• _GIVEN INSTRUCTION_
Reproduce every item below, substituting "spi-column" for each occurrence of "spi-bar" and changing nothing else.

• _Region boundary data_
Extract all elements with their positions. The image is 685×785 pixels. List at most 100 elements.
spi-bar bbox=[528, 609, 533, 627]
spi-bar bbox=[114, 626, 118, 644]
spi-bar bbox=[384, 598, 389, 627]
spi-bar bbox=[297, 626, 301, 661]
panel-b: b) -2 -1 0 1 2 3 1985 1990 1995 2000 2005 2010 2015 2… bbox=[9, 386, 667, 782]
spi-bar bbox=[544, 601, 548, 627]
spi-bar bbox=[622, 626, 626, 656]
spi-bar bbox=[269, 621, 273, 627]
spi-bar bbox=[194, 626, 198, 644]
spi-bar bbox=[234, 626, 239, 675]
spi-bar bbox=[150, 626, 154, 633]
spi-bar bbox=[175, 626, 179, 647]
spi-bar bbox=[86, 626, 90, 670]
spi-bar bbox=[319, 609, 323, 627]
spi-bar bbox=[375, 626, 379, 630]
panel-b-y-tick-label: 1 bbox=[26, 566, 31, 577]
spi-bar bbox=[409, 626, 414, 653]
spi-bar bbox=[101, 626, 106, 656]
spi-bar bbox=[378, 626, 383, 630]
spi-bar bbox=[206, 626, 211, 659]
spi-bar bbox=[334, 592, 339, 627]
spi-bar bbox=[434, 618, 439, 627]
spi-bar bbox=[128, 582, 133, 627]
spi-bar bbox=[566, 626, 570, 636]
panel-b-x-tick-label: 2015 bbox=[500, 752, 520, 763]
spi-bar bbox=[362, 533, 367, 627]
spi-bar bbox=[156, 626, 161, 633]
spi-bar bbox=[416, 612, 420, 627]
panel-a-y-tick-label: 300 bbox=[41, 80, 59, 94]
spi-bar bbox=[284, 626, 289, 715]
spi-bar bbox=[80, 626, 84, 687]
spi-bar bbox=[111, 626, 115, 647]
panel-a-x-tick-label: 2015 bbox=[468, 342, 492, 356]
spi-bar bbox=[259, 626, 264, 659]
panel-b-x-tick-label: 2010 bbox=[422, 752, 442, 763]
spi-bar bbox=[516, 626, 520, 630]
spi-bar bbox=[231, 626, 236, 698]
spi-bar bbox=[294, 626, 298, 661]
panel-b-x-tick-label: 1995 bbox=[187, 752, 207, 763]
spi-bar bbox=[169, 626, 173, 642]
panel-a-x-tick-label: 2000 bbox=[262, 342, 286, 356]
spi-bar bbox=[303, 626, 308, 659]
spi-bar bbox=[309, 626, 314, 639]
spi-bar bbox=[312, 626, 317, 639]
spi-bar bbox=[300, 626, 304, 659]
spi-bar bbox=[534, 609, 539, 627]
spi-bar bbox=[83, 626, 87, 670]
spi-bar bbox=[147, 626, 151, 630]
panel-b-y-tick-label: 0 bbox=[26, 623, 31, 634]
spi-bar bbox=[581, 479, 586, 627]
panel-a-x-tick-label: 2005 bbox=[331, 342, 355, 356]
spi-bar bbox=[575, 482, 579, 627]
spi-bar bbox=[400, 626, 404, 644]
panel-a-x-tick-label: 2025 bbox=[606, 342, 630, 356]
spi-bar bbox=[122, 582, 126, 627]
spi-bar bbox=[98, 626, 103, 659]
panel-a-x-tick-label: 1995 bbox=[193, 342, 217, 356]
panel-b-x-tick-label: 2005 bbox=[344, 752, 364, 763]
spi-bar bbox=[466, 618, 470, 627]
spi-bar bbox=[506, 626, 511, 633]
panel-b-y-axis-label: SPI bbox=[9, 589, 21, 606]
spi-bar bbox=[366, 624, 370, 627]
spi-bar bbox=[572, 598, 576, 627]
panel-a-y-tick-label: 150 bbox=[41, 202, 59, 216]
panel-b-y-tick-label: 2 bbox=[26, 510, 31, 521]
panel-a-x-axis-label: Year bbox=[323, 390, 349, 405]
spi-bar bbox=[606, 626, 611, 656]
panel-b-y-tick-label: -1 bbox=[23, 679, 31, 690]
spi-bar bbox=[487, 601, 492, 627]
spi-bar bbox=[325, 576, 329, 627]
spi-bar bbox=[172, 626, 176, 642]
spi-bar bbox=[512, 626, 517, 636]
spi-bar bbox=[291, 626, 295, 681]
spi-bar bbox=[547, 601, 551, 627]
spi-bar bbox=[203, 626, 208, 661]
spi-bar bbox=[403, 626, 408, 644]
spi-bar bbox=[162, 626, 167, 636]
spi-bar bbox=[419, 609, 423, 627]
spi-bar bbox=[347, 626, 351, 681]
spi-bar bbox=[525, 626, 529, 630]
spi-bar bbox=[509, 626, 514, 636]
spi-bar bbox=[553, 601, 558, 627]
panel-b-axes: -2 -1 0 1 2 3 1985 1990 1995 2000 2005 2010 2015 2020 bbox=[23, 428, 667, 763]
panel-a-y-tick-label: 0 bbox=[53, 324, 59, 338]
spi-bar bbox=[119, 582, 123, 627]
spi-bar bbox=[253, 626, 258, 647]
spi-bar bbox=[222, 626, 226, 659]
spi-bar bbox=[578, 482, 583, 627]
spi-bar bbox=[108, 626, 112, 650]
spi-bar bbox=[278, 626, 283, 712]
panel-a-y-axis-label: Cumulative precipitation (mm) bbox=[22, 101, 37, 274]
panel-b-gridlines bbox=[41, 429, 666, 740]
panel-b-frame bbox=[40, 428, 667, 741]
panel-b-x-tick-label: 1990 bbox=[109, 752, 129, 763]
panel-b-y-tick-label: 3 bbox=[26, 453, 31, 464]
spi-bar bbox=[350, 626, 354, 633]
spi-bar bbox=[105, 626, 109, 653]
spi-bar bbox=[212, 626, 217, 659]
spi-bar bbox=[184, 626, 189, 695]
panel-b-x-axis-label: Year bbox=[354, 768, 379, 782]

• _CORRECT RESPONSE_
Extract all elements with their positions. The image is 685×785 pixels. List at most 100 elements.
spi-column bbox=[528, 609, 533, 627]
spi-column bbox=[114, 626, 118, 644]
spi-column bbox=[384, 598, 389, 627]
spi-column bbox=[297, 626, 301, 661]
panel-b: b) -2 -1 0 1 2 3 1985 1990 1995 2000 2005 2010 2015 2… bbox=[9, 386, 667, 782]
spi-column bbox=[544, 601, 548, 627]
spi-column bbox=[622, 626, 626, 656]
spi-column bbox=[269, 621, 273, 627]
spi-column bbox=[194, 626, 198, 644]
spi-column bbox=[234, 626, 239, 675]
spi-column bbox=[150, 626, 154, 633]
spi-column bbox=[175, 626, 179, 647]
spi-column bbox=[86, 626, 90, 670]
spi-column bbox=[319, 609, 323, 627]
spi-column bbox=[375, 626, 379, 630]
panel-b-y-tick-label: 1 bbox=[26, 566, 31, 577]
spi-column bbox=[409, 626, 414, 653]
spi-column bbox=[101, 626, 106, 656]
spi-column bbox=[378, 626, 383, 630]
spi-column bbox=[206, 626, 211, 659]
spi-column bbox=[334, 592, 339, 627]
spi-column bbox=[434, 618, 439, 627]
spi-column bbox=[128, 582, 133, 627]
spi-column bbox=[566, 626, 570, 636]
panel-b-x-tick-label: 2015 bbox=[500, 752, 520, 763]
spi-column bbox=[362, 533, 367, 627]
spi-column bbox=[156, 626, 161, 633]
spi-column bbox=[416, 612, 420, 627]
panel-a-y-tick-label: 300 bbox=[41, 80, 59, 94]
spi-column bbox=[284, 626, 289, 715]
spi-column bbox=[80, 626, 84, 687]
spi-column bbox=[111, 626, 115, 647]
panel-a-x-tick-label: 2015 bbox=[468, 342, 492, 356]
spi-column bbox=[259, 626, 264, 659]
panel-b-x-tick-label: 2010 bbox=[422, 752, 442, 763]
spi-column bbox=[516, 626, 520, 630]
spi-column bbox=[231, 626, 236, 698]
spi-column bbox=[294, 626, 298, 661]
panel-b-x-tick-label: 1995 bbox=[187, 752, 207, 763]
spi-column bbox=[169, 626, 173, 642]
panel-a-x-tick-label: 2000 bbox=[262, 342, 286, 356]
spi-column bbox=[303, 626, 308, 659]
spi-column bbox=[309, 626, 314, 639]
spi-column bbox=[312, 626, 317, 639]
spi-column bbox=[300, 626, 304, 659]
spi-column bbox=[534, 609, 539, 627]
spi-column bbox=[83, 626, 87, 670]
spi-column bbox=[147, 626, 151, 630]
panel-b-y-tick-label: 0 bbox=[26, 623, 31, 634]
spi-column bbox=[581, 479, 586, 627]
panel-a-x-tick-label: 2005 bbox=[331, 342, 355, 356]
spi-column bbox=[575, 482, 579, 627]
spi-column bbox=[400, 626, 404, 644]
panel-a-x-tick-label: 2025 bbox=[606, 342, 630, 356]
spi-column bbox=[122, 582, 126, 627]
spi-column bbox=[98, 626, 103, 659]
panel-a-x-tick-label: 1995 bbox=[193, 342, 217, 356]
panel-b-x-tick-label: 2005 bbox=[344, 752, 364, 763]
spi-column bbox=[466, 618, 470, 627]
spi-column bbox=[506, 626, 511, 633]
panel-b-y-axis-label: SPI bbox=[9, 589, 21, 606]
spi-column bbox=[366, 624, 370, 627]
spi-column bbox=[572, 598, 576, 627]
panel-a-y-tick-label: 150 bbox=[41, 202, 59, 216]
panel-b-y-tick-label: 2 bbox=[26, 510, 31, 521]
panel-a-x-axis-label: Year bbox=[323, 390, 349, 405]
spi-column bbox=[606, 626, 611, 656]
panel-b-y-tick-label: -1 bbox=[23, 679, 31, 690]
spi-column bbox=[487, 601, 492, 627]
spi-column bbox=[325, 576, 329, 627]
spi-column bbox=[172, 626, 176, 642]
spi-column bbox=[512, 626, 517, 636]
spi-column bbox=[291, 626, 295, 681]
spi-column bbox=[547, 601, 551, 627]
spi-column bbox=[203, 626, 208, 661]
spi-column bbox=[403, 626, 408, 644]
spi-column bbox=[162, 626, 167, 636]
spi-column bbox=[419, 609, 423, 627]
spi-column bbox=[347, 626, 351, 681]
spi-column bbox=[525, 626, 529, 630]
spi-column bbox=[509, 626, 514, 636]
spi-column bbox=[553, 601, 558, 627]
panel-b-axes: -2 -1 0 1 2 3 1985 1990 1995 2000 2005 2010 2015 2020 bbox=[23, 428, 667, 763]
panel-a-y-tick-label: 0 bbox=[53, 324, 59, 338]
spi-column bbox=[119, 582, 123, 627]
spi-column bbox=[253, 626, 258, 647]
spi-column bbox=[222, 626, 226, 659]
spi-column bbox=[578, 482, 583, 627]
spi-column bbox=[108, 626, 112, 650]
spi-column bbox=[278, 626, 283, 712]
panel-a-y-axis-label: Cumulative precipitation (mm) bbox=[22, 101, 37, 274]
panel-b-gridlines bbox=[41, 429, 666, 740]
panel-b-frame bbox=[40, 428, 667, 741]
panel-b-x-tick-label: 1990 bbox=[109, 752, 129, 763]
panel-b-y-tick-label: 3 bbox=[26, 453, 31, 464]
spi-column bbox=[350, 626, 354, 633]
spi-column bbox=[105, 626, 109, 653]
spi-column bbox=[212, 626, 217, 659]
spi-column bbox=[184, 626, 189, 695]
panel-b-x-axis-label: Year bbox=[354, 768, 379, 782]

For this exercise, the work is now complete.